Excerpted data:
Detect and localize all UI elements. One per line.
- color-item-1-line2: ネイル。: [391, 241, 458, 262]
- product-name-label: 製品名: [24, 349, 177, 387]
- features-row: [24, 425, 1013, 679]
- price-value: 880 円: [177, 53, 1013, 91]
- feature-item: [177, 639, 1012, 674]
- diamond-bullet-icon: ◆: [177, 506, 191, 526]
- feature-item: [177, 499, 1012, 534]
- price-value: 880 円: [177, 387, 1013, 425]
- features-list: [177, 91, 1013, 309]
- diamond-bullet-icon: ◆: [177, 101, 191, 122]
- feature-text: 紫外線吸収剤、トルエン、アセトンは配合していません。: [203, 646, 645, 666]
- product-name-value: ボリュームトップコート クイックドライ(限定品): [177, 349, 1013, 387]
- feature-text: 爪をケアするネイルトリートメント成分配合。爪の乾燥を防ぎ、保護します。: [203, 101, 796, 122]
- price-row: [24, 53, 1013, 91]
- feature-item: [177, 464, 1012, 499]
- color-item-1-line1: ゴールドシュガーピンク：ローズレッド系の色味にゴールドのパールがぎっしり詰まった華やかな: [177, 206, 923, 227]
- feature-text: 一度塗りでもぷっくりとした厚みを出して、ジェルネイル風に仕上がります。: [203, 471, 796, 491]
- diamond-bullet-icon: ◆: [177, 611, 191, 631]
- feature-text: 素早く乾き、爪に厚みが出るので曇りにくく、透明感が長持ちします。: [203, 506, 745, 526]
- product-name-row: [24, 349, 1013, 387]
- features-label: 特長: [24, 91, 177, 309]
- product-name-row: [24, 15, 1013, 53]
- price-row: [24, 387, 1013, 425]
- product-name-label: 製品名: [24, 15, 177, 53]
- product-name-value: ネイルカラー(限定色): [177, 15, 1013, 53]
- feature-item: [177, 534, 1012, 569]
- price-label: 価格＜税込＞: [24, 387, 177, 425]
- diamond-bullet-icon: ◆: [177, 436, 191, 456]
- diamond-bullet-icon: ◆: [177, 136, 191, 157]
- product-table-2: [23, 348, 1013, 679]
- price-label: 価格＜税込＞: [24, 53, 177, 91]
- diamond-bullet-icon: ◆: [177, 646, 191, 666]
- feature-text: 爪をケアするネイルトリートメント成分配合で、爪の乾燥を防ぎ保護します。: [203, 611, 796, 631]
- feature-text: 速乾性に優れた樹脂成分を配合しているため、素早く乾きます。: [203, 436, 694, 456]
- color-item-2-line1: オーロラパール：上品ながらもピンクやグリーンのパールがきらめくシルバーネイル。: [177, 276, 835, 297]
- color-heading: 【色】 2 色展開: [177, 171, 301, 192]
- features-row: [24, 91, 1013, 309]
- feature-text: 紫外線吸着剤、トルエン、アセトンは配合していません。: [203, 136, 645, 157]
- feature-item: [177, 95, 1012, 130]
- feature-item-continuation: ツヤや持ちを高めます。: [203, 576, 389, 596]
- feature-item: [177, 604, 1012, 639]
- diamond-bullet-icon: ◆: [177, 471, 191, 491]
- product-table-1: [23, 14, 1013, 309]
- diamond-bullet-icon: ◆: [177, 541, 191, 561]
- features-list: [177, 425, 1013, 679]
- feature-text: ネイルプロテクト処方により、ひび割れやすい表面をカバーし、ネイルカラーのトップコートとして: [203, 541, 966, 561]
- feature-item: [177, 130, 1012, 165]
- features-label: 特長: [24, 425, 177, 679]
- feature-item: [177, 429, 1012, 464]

Work to do: Reproduce the items above, changing every "diamond-bullet-icon" to "bullet-marker" and leaving everything else as it is.

Expected output:
Detect and localize all UI elements. One per line.
- color-item-1-line2: ネイル。: [391, 241, 458, 262]
- product-name-label: 製品名: [24, 349, 177, 387]
- features-row: [24, 425, 1013, 679]
- price-value: 880 円: [177, 53, 1013, 91]
- feature-item: [177, 639, 1012, 674]
- bullet-marker: ◆: [177, 506, 191, 526]
- feature-item: [177, 499, 1012, 534]
- price-value: 880 円: [177, 387, 1013, 425]
- features-list: [177, 91, 1013, 309]
- bullet-marker: ◆: [177, 101, 191, 122]
- feature-text: 紫外線吸収剤、トルエン、アセトンは配合していません。: [203, 646, 645, 666]
- product-name-value: ボリュームトップコート クイックドライ(限定品): [177, 349, 1013, 387]
- feature-text: 爪をケアするネイルトリートメント成分配合。爪の乾燥を防ぎ、保護します。: [203, 101, 796, 122]
- price-row: [24, 53, 1013, 91]
- feature-item: [177, 464, 1012, 499]
- color-item-1-line1: ゴールドシュガーピンク：ローズレッド系の色味にゴールドのパールがぎっしり詰まった華やかな: [177, 206, 923, 227]
- feature-text: 一度塗りでもぷっくりとした厚みを出して、ジェルネイル風に仕上がります。: [203, 471, 796, 491]
- bullet-marker: ◆: [177, 611, 191, 631]
- feature-text: 素早く乾き、爪に厚みが出るので曇りにくく、透明感が長持ちします。: [203, 506, 745, 526]
- product-name-row: [24, 349, 1013, 387]
- features-label: 特長: [24, 91, 177, 309]
- product-name-row: [24, 15, 1013, 53]
- price-row: [24, 387, 1013, 425]
- product-name-label: 製品名: [24, 15, 177, 53]
- product-name-value: ネイルカラー(限定色): [177, 15, 1013, 53]
- feature-item: [177, 534, 1012, 569]
- price-label: 価格＜税込＞: [24, 387, 177, 425]
- bullet-marker: ◆: [177, 436, 191, 456]
- bullet-marker: ◆: [177, 136, 191, 157]
- product-table-2: [23, 348, 1013, 679]
- price-label: 価格＜税込＞: [24, 53, 177, 91]
- bullet-marker: ◆: [177, 646, 191, 666]
- feature-text: 爪をケアするネイルトリートメント成分配合で、爪の乾燥を防ぎ保護します。: [203, 611, 796, 631]
- feature-text: 速乾性に優れた樹脂成分を配合しているため、素早く乾きます。: [203, 436, 694, 456]
- color-item-2-line1: オーロラパール：上品ながらもピンクやグリーンのパールがきらめくシルバーネイル。: [177, 276, 835, 297]
- color-heading: 【色】 2 色展開: [177, 171, 301, 192]
- features-row: [24, 91, 1013, 309]
- feature-text: 紫外線吸着剤、トルエン、アセトンは配合していません。: [203, 136, 645, 157]
- feature-item: [177, 95, 1012, 130]
- feature-item-continuation: ツヤや持ちを高めます。: [203, 576, 389, 596]
- feature-item: [177, 604, 1012, 639]
- bullet-marker: ◆: [177, 471, 191, 491]
- product-table-1: [23, 14, 1013, 309]
- bullet-marker: ◆: [177, 541, 191, 561]
- features-list: [177, 425, 1013, 679]
- feature-text: ネイルプロテクト処方により、ひび割れやすい表面をカバーし、ネイルカラーのトップコートとして: [203, 541, 966, 561]
- feature-item: [177, 130, 1012, 165]
- features-label: 特長: [24, 425, 177, 679]
- feature-item: [177, 429, 1012, 464]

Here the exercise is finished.